DIRECTION: Pictures within the data are to be left out; everything else must be reproduced exactly.

---

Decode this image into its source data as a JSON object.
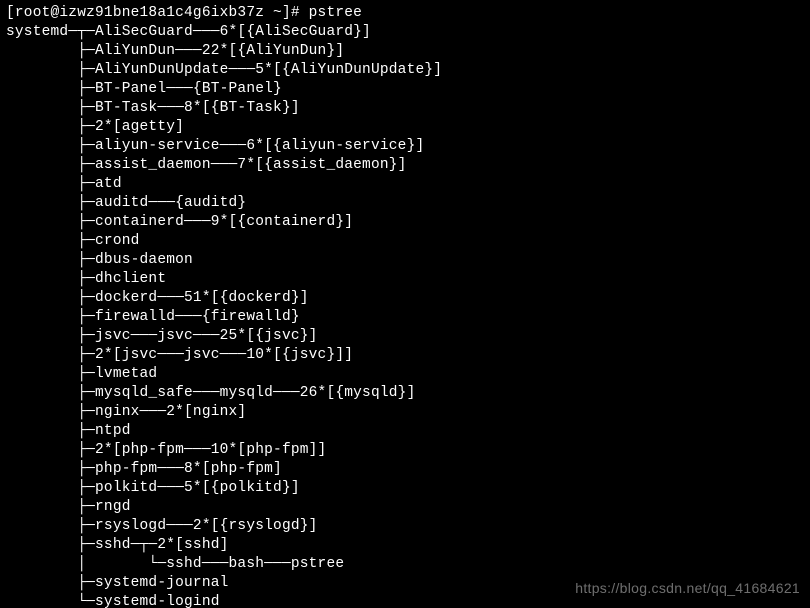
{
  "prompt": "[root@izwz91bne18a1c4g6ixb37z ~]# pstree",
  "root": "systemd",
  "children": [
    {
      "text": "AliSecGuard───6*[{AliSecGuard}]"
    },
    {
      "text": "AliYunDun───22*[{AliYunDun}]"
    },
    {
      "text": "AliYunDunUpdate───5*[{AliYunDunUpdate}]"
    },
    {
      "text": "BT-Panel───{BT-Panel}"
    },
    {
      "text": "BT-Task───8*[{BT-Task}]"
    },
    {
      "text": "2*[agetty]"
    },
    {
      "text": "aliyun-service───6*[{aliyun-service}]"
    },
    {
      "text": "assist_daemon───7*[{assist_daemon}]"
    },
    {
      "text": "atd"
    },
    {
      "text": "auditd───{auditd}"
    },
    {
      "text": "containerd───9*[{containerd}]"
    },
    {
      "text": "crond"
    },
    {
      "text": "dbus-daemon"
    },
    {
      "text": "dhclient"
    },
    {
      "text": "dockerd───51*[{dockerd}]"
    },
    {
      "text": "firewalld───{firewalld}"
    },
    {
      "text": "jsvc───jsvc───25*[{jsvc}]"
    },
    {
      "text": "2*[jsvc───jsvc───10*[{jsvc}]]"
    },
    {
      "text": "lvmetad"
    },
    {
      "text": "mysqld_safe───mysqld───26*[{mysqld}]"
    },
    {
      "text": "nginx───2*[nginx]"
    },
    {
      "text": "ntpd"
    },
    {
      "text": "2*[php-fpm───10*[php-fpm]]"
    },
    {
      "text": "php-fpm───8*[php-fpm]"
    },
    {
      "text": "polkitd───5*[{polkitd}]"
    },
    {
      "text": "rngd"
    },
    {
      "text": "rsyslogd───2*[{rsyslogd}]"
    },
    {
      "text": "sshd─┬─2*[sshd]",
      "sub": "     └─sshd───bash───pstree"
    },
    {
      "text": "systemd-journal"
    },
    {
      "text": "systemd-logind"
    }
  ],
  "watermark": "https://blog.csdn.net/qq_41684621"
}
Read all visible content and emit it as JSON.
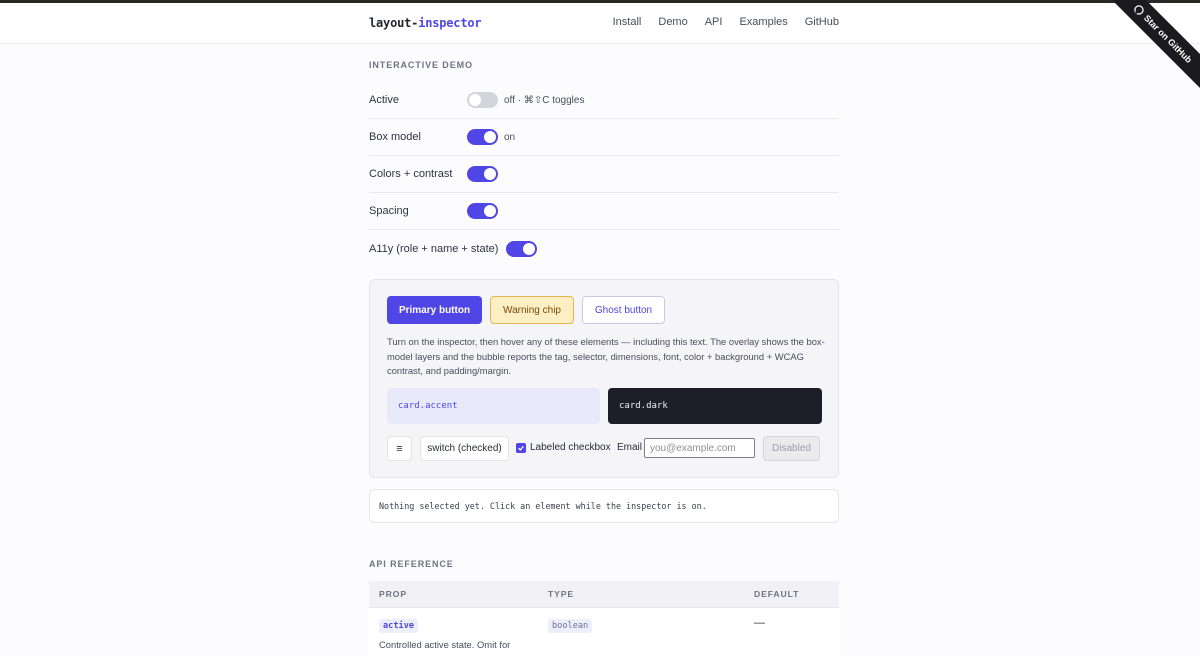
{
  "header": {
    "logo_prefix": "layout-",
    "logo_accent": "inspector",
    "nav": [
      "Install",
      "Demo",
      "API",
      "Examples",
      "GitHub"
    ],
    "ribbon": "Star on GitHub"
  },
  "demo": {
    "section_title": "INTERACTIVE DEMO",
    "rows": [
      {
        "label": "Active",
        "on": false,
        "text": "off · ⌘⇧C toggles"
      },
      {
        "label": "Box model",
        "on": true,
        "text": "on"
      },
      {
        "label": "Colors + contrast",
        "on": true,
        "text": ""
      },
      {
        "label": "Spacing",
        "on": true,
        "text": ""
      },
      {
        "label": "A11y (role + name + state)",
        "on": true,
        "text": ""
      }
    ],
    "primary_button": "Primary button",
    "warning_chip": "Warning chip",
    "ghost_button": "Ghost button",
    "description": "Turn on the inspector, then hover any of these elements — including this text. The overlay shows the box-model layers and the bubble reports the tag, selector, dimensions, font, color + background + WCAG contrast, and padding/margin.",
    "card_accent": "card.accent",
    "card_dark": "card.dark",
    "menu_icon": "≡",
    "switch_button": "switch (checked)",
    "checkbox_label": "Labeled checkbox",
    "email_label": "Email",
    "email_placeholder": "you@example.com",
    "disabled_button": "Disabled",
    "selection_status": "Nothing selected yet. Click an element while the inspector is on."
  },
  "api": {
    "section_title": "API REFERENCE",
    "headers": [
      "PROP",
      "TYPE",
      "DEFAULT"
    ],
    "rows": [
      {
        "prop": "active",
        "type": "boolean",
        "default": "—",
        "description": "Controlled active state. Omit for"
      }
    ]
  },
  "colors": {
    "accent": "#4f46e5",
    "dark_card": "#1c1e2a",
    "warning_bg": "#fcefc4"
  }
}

---

WRITTEN SOLUTION:
Decode this image into its source data as a JSON object.
{
  "prompt": "[root@izwz91bne18a1c4g6ixb37z ~]# pstree",
  "root": "systemd",
  "children": [
    {
      "text": "AliSecGuard───6*[{AliSecGuard}]"
    },
    {
      "text": "AliYunDun───22*[{AliYunDun}]"
    },
    {
      "text": "AliYunDunUpdate───5*[{AliYunDunUpdate}]"
    },
    {
      "text": "BT-Panel───{BT-Panel}"
    },
    {
      "text": "BT-Task───8*[{BT-Task}]"
    },
    {
      "text": "2*[agetty]"
    },
    {
      "text": "aliyun-service───6*[{aliyun-service}]"
    },
    {
      "text": "assist_daemon───7*[{assist_daemon}]"
    },
    {
      "text": "atd"
    },
    {
      "text": "auditd───{auditd}"
    },
    {
      "text": "containerd───9*[{containerd}]"
    },
    {
      "text": "crond"
    },
    {
      "text": "dbus-daemon"
    },
    {
      "text": "dhclient"
    },
    {
      "text": "dockerd───51*[{dockerd}]"
    },
    {
      "text": "firewalld───{firewalld}"
    },
    {
      "text": "jsvc───jsvc───25*[{jsvc}]"
    },
    {
      "text": "2*[jsvc───jsvc───10*[{jsvc}]]"
    },
    {
      "text": "lvmetad"
    },
    {
      "text": "mysqld_safe───mysqld───26*[{mysqld}]"
    },
    {
      "text": "nginx───2*[nginx]"
    },
    {
      "text": "ntpd"
    },
    {
      "text": "2*[php-fpm───10*[php-fpm]]"
    },
    {
      "text": "php-fpm───8*[php-fpm]"
    },
    {
      "text": "polkitd───5*[{polkitd}]"
    },
    {
      "text": "rngd"
    },
    {
      "text": "rsyslogd───2*[{rsyslogd}]"
    },
    {
      "text": "sshd─┬─2*[sshd]",
      "sub": "     └─sshd───bash───pstree"
    },
    {
      "text": "systemd-journal"
    },
    {
      "text": "systemd-logind"
    }
  ],
  "watermark": "https://blog.csdn.net/qq_41684621"
}
Read all visible content and emit it as JSON.
{
  "header": {
    "logo_prefix": "layout-",
    "logo_accent": "inspector",
    "nav": [
      "Install",
      "Demo",
      "API",
      "Examples",
      "GitHub"
    ],
    "ribbon": "Star on GitHub"
  },
  "demo": {
    "section_title": "INTERACTIVE DEMO",
    "rows": [
      {
        "label": "Active",
        "on": false,
        "text": "off · ⌘⇧C toggles"
      },
      {
        "label": "Box model",
        "on": true,
        "text": "on"
      },
      {
        "label": "Colors + contrast",
        "on": true,
        "text": ""
      },
      {
        "label": "Spacing",
        "on": true,
        "text": ""
      },
      {
        "label": "A11y (role + name + state)",
        "on": true,
        "text": ""
      }
    ],
    "primary_button": "Primary button",
    "warning_chip": "Warning chip",
    "ghost_button": "Ghost button",
    "description": "Turn on the inspector, then hover any of these elements — including this text. The overlay shows the box-model layers and the bubble reports the tag, selector, dimensions, font, color + background + WCAG contrast, and padding/margin.",
    "card_accent": "card.accent",
    "card_dark": "card.dark",
    "menu_icon": "≡",
    "switch_button": "switch (checked)",
    "checkbox_label": "Labeled checkbox",
    "email_label": "Email",
    "email_placeholder": "you@example.com",
    "disabled_button": "Disabled",
    "selection_status": "Nothing selected yet. Click an element while the inspector is on."
  },
  "api": {
    "section_title": "API REFERENCE",
    "headers": [
      "PROP",
      "TYPE",
      "DEFAULT"
    ],
    "rows": [
      {
        "prop": "active",
        "type": "boolean",
        "default": "—",
        "description": "Controlled active state. Omit for"
      }
    ]
  },
  "colors": {
    "accent": "#4f46e5",
    "dark_card": "#1c1e2a",
    "warning_bg": "#fcefc4"
  }
}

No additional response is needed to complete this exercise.